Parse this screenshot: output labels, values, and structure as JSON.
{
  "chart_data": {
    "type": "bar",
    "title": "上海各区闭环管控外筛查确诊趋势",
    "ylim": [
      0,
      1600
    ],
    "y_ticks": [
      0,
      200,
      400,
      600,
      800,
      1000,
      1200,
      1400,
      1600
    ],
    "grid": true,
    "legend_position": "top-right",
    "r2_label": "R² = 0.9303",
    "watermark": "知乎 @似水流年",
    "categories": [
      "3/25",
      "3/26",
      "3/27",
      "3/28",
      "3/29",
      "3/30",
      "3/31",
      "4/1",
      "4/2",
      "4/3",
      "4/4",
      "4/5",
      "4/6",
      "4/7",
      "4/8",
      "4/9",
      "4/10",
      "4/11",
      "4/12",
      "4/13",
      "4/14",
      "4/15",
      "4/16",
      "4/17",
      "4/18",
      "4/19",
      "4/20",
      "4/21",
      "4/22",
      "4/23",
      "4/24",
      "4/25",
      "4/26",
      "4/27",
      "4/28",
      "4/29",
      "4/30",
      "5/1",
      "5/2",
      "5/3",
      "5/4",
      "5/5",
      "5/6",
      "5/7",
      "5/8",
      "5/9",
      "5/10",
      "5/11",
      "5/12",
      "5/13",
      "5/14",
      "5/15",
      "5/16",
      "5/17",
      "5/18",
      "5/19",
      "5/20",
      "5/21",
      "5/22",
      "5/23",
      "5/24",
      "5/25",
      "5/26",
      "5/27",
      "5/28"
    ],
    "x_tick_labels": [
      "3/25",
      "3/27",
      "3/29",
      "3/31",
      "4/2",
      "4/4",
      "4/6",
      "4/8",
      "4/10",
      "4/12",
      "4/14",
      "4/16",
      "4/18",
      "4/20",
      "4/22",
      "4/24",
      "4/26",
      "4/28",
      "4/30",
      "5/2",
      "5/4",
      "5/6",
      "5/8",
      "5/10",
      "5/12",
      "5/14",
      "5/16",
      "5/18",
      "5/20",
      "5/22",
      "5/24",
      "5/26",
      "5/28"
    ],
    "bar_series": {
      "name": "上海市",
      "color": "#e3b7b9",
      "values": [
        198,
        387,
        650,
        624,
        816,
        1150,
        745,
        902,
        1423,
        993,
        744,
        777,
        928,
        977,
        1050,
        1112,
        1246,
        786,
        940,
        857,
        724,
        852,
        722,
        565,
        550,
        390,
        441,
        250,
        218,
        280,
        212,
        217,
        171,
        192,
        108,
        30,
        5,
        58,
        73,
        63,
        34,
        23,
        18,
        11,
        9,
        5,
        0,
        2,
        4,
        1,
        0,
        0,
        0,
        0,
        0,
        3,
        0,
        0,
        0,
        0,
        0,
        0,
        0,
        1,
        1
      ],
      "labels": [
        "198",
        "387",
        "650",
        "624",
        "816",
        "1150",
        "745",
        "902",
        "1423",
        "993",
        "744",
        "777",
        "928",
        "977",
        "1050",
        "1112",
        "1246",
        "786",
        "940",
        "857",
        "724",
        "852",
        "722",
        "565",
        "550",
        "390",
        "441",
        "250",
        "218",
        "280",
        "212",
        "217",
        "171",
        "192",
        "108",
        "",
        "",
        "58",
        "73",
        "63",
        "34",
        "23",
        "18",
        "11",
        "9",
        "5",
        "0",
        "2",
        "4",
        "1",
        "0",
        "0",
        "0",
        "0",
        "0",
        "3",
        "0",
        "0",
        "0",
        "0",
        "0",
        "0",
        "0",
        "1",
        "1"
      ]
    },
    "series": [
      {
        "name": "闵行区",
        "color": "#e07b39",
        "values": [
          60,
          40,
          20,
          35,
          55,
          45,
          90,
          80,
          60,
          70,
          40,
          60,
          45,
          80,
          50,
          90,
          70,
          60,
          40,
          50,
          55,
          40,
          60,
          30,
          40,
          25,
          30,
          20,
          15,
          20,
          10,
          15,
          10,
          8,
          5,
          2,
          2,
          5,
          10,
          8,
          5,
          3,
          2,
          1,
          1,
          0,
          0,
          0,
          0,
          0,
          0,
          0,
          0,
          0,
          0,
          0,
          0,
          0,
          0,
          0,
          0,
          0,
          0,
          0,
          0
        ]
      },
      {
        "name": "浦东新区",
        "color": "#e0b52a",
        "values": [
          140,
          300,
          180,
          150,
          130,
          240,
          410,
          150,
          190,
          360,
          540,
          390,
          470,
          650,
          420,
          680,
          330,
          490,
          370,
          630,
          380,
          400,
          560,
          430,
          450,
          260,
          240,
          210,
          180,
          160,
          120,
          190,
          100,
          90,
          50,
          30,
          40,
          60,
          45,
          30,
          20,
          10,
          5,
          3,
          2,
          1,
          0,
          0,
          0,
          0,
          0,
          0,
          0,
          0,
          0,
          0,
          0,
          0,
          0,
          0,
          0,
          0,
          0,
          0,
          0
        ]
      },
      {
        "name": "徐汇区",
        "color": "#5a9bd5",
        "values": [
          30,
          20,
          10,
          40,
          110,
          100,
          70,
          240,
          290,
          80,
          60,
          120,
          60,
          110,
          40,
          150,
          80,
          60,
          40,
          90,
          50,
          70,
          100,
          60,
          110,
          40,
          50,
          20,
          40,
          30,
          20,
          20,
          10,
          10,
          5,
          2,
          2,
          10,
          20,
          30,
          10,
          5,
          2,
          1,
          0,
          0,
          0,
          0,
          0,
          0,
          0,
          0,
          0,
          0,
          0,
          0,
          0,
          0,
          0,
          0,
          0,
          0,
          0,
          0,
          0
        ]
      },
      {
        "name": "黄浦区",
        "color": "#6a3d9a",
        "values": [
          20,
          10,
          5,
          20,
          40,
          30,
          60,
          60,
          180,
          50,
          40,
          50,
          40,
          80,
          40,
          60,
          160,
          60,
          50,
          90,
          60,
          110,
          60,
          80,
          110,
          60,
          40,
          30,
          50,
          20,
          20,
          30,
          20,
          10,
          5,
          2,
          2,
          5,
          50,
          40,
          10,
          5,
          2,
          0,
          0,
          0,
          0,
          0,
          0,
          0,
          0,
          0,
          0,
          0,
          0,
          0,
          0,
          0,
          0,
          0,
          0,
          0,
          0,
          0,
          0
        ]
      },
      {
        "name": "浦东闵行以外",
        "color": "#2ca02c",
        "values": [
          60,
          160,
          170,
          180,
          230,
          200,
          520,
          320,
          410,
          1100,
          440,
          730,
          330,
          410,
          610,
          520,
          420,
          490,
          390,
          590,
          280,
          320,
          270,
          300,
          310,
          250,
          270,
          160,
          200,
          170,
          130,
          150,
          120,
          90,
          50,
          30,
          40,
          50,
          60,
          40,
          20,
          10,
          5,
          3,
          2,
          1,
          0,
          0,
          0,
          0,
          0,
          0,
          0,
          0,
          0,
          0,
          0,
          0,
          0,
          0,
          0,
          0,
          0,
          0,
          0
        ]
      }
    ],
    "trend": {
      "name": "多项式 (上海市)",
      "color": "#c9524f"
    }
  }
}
---
Exercise description - Output all of the data again. Match it exactly.

Correct output -
Parse this screenshot: output labels, values, and structure as JSON.
{
  "chart_data": {
    "type": "bar",
    "title": "上海各区闭环管控外筛查确诊趋势",
    "ylim": [
      0,
      1600
    ],
    "y_ticks": [
      0,
      200,
      400,
      600,
      800,
      1000,
      1200,
      1400,
      1600
    ],
    "grid": true,
    "legend_position": "top-right",
    "r2_label": "R² = 0.9303",
    "watermark": "知乎 @似水流年",
    "categories": [
      "3/25",
      "3/26",
      "3/27",
      "3/28",
      "3/29",
      "3/30",
      "3/31",
      "4/1",
      "4/2",
      "4/3",
      "4/4",
      "4/5",
      "4/6",
      "4/7",
      "4/8",
      "4/9",
      "4/10",
      "4/11",
      "4/12",
      "4/13",
      "4/14",
      "4/15",
      "4/16",
      "4/17",
      "4/18",
      "4/19",
      "4/20",
      "4/21",
      "4/22",
      "4/23",
      "4/24",
      "4/25",
      "4/26",
      "4/27",
      "4/28",
      "4/29",
      "4/30",
      "5/1",
      "5/2",
      "5/3",
      "5/4",
      "5/5",
      "5/6",
      "5/7",
      "5/8",
      "5/9",
      "5/10",
      "5/11",
      "5/12",
      "5/13",
      "5/14",
      "5/15",
      "5/16",
      "5/17",
      "5/18",
      "5/19",
      "5/20",
      "5/21",
      "5/22",
      "5/23",
      "5/24",
      "5/25",
      "5/26",
      "5/27",
      "5/28"
    ],
    "x_tick_labels": [
      "3/25",
      "3/27",
      "3/29",
      "3/31",
      "4/2",
      "4/4",
      "4/6",
      "4/8",
      "4/10",
      "4/12",
      "4/14",
      "4/16",
      "4/18",
      "4/20",
      "4/22",
      "4/24",
      "4/26",
      "4/28",
      "4/30",
      "5/2",
      "5/4",
      "5/6",
      "5/8",
      "5/10",
      "5/12",
      "5/14",
      "5/16",
      "5/18",
      "5/20",
      "5/22",
      "5/24",
      "5/26",
      "5/28"
    ],
    "bar_series": {
      "name": "上海市",
      "color": "#e3b7b9",
      "values": [
        198,
        387,
        650,
        624,
        816,
        1150,
        745,
        902,
        1423,
        993,
        744,
        777,
        928,
        977,
        1050,
        1112,
        1246,
        786,
        940,
        857,
        724,
        852,
        722,
        565,
        550,
        390,
        441,
        250,
        218,
        280,
        212,
        217,
        171,
        192,
        108,
        30,
        5,
        58,
        73,
        63,
        34,
        23,
        18,
        11,
        9,
        5,
        0,
        2,
        4,
        1,
        0,
        0,
        0,
        0,
        0,
        3,
        0,
        0,
        0,
        0,
        0,
        0,
        0,
        1,
        1
      ],
      "labels": [
        "198",
        "387",
        "650",
        "624",
        "816",
        "1150",
        "745",
        "902",
        "1423",
        "993",
        "744",
        "777",
        "928",
        "977",
        "1050",
        "1112",
        "1246",
        "786",
        "940",
        "857",
        "724",
        "852",
        "722",
        "565",
        "550",
        "390",
        "441",
        "250",
        "218",
        "280",
        "212",
        "217",
        "171",
        "192",
        "108",
        "",
        "",
        "58",
        "73",
        "63",
        "34",
        "23",
        "18",
        "11",
        "9",
        "5",
        "0",
        "2",
        "4",
        "1",
        "0",
        "0",
        "0",
        "0",
        "0",
        "3",
        "0",
        "0",
        "0",
        "0",
        "0",
        "0",
        "0",
        "1",
        "1"
      ]
    },
    "series": [
      {
        "name": "闵行区",
        "color": "#e07b39",
        "values": [
          60,
          40,
          20,
          35,
          55,
          45,
          90,
          80,
          60,
          70,
          40,
          60,
          45,
          80,
          50,
          90,
          70,
          60,
          40,
          50,
          55,
          40,
          60,
          30,
          40,
          25,
          30,
          20,
          15,
          20,
          10,
          15,
          10,
          8,
          5,
          2,
          2,
          5,
          10,
          8,
          5,
          3,
          2,
          1,
          1,
          0,
          0,
          0,
          0,
          0,
          0,
          0,
          0,
          0,
          0,
          0,
          0,
          0,
          0,
          0,
          0,
          0,
          0,
          0,
          0
        ]
      },
      {
        "name": "浦东新区",
        "color": "#e0b52a",
        "values": [
          140,
          300,
          180,
          150,
          130,
          240,
          410,
          150,
          190,
          360,
          540,
          390,
          470,
          650,
          420,
          680,
          330,
          490,
          370,
          630,
          380,
          400,
          560,
          430,
          450,
          260,
          240,
          210,
          180,
          160,
          120,
          190,
          100,
          90,
          50,
          30,
          40,
          60,
          45,
          30,
          20,
          10,
          5,
          3,
          2,
          1,
          0,
          0,
          0,
          0,
          0,
          0,
          0,
          0,
          0,
          0,
          0,
          0,
          0,
          0,
          0,
          0,
          0,
          0,
          0
        ]
      },
      {
        "name": "徐汇区",
        "color": "#5a9bd5",
        "values": [
          30,
          20,
          10,
          40,
          110,
          100,
          70,
          240,
          290,
          80,
          60,
          120,
          60,
          110,
          40,
          150,
          80,
          60,
          40,
          90,
          50,
          70,
          100,
          60,
          110,
          40,
          50,
          20,
          40,
          30,
          20,
          20,
          10,
          10,
          5,
          2,
          2,
          10,
          20,
          30,
          10,
          5,
          2,
          1,
          0,
          0,
          0,
          0,
          0,
          0,
          0,
          0,
          0,
          0,
          0,
          0,
          0,
          0,
          0,
          0,
          0,
          0,
          0,
          0,
          0
        ]
      },
      {
        "name": "黄浦区",
        "color": "#6a3d9a",
        "values": [
          20,
          10,
          5,
          20,
          40,
          30,
          60,
          60,
          180,
          50,
          40,
          50,
          40,
          80,
          40,
          60,
          160,
          60,
          50,
          90,
          60,
          110,
          60,
          80,
          110,
          60,
          40,
          30,
          50,
          20,
          20,
          30,
          20,
          10,
          5,
          2,
          2,
          5,
          50,
          40,
          10,
          5,
          2,
          0,
          0,
          0,
          0,
          0,
          0,
          0,
          0,
          0,
          0,
          0,
          0,
          0,
          0,
          0,
          0,
          0,
          0,
          0,
          0,
          0,
          0
        ]
      },
      {
        "name": "浦东闵行以外",
        "color": "#2ca02c",
        "values": [
          60,
          160,
          170,
          180,
          230,
          200,
          520,
          320,
          410,
          1100,
          440,
          730,
          330,
          410,
          610,
          520,
          420,
          490,
          390,
          590,
          280,
          320,
          270,
          300,
          310,
          250,
          270,
          160,
          200,
          170,
          130,
          150,
          120,
          90,
          50,
          30,
          40,
          50,
          60,
          40,
          20,
          10,
          5,
          3,
          2,
          1,
          0,
          0,
          0,
          0,
          0,
          0,
          0,
          0,
          0,
          0,
          0,
          0,
          0,
          0,
          0,
          0,
          0,
          0,
          0
        ]
      }
    ],
    "trend": {
      "name": "多项式 (上海市)",
      "color": "#c9524f"
    }
  }
}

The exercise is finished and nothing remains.